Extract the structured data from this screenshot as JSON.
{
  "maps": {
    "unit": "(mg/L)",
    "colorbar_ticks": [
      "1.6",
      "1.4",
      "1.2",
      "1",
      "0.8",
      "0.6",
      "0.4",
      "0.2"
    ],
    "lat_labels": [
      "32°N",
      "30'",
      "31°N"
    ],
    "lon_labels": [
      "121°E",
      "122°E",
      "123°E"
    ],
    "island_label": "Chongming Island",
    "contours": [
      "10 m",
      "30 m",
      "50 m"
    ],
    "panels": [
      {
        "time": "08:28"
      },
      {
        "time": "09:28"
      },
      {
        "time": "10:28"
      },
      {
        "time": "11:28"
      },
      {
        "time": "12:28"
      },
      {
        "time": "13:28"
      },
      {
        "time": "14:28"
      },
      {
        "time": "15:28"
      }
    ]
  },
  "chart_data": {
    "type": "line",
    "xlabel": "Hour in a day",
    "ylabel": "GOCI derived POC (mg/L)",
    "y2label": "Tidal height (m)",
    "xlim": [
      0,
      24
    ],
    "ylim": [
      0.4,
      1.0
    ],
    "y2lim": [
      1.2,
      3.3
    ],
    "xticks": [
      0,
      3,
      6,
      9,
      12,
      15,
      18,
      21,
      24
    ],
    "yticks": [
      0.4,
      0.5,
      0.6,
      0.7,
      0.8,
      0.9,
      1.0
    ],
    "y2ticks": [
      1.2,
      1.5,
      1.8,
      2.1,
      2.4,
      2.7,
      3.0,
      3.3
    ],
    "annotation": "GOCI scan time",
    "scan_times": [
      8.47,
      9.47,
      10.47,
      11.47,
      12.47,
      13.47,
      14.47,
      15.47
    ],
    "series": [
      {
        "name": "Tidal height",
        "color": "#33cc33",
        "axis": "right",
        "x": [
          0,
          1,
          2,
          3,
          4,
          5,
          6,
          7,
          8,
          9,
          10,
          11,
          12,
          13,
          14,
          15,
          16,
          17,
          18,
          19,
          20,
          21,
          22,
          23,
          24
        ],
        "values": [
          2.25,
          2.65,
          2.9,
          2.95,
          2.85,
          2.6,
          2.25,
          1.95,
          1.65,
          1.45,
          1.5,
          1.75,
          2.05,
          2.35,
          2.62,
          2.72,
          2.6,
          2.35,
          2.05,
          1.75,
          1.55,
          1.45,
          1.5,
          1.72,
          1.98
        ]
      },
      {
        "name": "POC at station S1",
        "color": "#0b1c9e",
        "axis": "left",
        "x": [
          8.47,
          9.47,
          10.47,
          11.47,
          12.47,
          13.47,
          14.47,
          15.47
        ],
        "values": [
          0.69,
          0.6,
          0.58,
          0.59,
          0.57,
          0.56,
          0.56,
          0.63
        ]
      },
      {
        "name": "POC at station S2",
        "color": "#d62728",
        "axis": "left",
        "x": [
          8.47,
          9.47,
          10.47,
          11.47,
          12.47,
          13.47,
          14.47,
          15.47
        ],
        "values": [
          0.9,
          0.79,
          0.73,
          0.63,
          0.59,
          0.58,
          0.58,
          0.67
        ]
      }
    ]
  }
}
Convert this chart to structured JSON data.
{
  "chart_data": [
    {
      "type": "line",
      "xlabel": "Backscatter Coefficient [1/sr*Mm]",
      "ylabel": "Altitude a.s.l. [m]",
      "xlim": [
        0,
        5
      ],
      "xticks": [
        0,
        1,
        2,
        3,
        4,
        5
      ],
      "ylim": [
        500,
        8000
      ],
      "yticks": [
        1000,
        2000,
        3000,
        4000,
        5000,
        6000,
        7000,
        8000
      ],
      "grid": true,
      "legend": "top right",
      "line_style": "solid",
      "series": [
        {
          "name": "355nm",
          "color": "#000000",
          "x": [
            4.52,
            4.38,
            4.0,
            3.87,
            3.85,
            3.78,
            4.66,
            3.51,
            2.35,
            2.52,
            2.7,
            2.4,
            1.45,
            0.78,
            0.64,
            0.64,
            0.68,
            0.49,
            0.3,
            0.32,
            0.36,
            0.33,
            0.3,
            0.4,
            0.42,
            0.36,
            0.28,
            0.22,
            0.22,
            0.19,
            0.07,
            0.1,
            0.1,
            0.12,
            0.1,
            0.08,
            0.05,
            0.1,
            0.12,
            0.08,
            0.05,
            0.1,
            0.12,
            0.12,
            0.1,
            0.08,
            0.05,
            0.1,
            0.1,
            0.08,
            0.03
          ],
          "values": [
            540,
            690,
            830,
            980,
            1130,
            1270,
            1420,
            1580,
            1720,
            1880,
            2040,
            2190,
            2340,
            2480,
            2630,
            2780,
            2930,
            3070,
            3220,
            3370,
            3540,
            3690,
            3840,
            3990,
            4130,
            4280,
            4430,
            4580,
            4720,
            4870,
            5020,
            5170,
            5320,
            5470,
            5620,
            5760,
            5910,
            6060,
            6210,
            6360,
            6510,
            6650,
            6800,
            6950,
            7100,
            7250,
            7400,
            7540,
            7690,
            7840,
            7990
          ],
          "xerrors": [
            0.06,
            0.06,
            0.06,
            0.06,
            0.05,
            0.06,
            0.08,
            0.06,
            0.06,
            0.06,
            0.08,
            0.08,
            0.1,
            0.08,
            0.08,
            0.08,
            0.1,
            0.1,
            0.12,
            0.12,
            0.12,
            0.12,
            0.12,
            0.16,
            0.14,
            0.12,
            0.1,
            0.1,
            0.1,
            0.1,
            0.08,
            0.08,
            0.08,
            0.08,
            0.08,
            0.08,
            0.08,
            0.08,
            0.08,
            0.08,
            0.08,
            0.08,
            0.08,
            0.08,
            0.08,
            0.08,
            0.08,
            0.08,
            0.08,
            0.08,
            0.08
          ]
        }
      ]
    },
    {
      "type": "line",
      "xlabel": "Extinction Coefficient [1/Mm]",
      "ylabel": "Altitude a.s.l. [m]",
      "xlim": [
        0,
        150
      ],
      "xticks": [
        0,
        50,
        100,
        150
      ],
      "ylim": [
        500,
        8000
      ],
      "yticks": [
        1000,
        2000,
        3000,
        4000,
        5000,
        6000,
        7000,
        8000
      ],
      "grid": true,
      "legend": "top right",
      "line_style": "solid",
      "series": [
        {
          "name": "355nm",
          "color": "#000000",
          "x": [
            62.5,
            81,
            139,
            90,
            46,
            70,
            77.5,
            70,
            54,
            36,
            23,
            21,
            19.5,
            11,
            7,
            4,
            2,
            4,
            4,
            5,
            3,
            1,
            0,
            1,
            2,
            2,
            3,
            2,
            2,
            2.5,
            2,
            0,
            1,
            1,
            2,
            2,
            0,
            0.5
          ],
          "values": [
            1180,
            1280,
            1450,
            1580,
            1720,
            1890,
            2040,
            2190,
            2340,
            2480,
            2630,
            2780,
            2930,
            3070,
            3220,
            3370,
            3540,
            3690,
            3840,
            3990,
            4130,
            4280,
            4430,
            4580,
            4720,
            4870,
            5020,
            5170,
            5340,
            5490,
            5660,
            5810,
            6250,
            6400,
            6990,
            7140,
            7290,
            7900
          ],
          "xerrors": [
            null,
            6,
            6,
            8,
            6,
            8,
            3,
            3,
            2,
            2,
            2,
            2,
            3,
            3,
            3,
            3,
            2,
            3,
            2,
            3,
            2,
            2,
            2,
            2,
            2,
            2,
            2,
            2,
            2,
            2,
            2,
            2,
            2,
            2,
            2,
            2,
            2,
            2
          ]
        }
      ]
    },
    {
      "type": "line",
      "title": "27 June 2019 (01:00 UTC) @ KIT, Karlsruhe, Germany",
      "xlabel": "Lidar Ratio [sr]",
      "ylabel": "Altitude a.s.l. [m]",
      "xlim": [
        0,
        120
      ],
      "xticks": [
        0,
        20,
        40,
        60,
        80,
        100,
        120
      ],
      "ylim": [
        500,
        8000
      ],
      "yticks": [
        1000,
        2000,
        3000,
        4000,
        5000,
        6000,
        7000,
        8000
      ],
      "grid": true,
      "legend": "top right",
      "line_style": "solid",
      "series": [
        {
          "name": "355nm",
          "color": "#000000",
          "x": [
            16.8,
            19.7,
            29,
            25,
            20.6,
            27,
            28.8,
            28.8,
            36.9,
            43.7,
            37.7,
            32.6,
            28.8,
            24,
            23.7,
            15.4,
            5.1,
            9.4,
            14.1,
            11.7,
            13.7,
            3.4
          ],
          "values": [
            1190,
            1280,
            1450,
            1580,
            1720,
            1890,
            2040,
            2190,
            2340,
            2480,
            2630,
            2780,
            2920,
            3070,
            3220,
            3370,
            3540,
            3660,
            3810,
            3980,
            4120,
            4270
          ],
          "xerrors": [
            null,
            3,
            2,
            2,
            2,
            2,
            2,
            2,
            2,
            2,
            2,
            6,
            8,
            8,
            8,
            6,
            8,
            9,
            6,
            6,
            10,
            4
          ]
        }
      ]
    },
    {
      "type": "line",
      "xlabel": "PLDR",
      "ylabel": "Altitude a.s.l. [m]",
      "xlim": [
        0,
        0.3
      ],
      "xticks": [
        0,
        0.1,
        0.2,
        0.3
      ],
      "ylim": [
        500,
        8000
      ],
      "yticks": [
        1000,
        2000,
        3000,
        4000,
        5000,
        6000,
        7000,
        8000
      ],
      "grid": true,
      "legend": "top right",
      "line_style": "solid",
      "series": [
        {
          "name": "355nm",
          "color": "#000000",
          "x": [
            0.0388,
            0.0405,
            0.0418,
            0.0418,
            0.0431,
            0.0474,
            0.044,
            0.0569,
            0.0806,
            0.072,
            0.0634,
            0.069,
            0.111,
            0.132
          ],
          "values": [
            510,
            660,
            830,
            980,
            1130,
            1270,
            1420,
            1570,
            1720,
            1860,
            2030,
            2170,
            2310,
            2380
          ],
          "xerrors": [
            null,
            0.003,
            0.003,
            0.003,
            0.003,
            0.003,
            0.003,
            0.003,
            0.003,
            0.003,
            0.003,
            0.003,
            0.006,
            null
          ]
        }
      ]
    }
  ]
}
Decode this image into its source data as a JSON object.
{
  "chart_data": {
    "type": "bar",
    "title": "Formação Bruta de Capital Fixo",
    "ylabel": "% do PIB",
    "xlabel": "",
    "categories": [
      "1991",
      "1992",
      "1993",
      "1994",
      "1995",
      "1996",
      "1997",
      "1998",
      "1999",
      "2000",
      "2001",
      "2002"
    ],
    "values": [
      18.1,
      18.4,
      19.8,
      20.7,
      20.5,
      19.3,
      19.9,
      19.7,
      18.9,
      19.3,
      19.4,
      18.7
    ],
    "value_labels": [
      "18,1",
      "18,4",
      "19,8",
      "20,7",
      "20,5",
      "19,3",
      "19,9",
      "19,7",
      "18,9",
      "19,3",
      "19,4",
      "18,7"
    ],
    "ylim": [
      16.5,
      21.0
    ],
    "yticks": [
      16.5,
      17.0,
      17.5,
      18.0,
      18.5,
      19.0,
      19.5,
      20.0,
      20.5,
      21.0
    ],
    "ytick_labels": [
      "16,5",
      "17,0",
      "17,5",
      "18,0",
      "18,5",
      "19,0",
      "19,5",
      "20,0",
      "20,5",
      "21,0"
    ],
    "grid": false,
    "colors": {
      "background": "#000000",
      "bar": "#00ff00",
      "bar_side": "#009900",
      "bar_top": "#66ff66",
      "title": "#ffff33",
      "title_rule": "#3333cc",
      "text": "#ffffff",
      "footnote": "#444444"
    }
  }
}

++++++++++++++++++++

▸ **Job**: Find the line with "Decode this image" in the listing above, then write out that line and each remaining line exactly, with no other text.

▸ **Response to this exercise**:
Decode this image into its source data as a JSON object.
{
  "chart_data": {
    "type": "bar",
    "title": "Formação Bruta de Capital Fixo",
    "ylabel": "% do PIB",
    "xlabel": "",
    "categories": [
      "1991",
      "1992",
      "1993",
      "1994",
      "1995",
      "1996",
      "1997",
      "1998",
      "1999",
      "2000",
      "2001",
      "2002"
    ],
    "values": [
      18.1,
      18.4,
      19.8,
      20.7,
      20.5,
      19.3,
      19.9,
      19.7,
      18.9,
      19.3,
      19.4,
      18.7
    ],
    "value_labels": [
      "18,1",
      "18,4",
      "19,8",
      "20,7",
      "20,5",
      "19,3",
      "19,9",
      "19,7",
      "18,9",
      "19,3",
      "19,4",
      "18,7"
    ],
    "ylim": [
      16.5,
      21.0
    ],
    "yticks": [
      16.5,
      17.0,
      17.5,
      18.0,
      18.5,
      19.0,
      19.5,
      20.0,
      20.5,
      21.0
    ],
    "ytick_labels": [
      "16,5",
      "17,0",
      "17,5",
      "18,0",
      "18,5",
      "19,0",
      "19,5",
      "20,0",
      "20,5",
      "21,0"
    ],
    "grid": false,
    "colors": {
      "background": "#000000",
      "bar": "#00ff00",
      "bar_side": "#009900",
      "bar_top": "#66ff66",
      "title": "#ffff33",
      "title_rule": "#3333cc",
      "text": "#ffffff",
      "footnote": "#444444"
    }
  }
}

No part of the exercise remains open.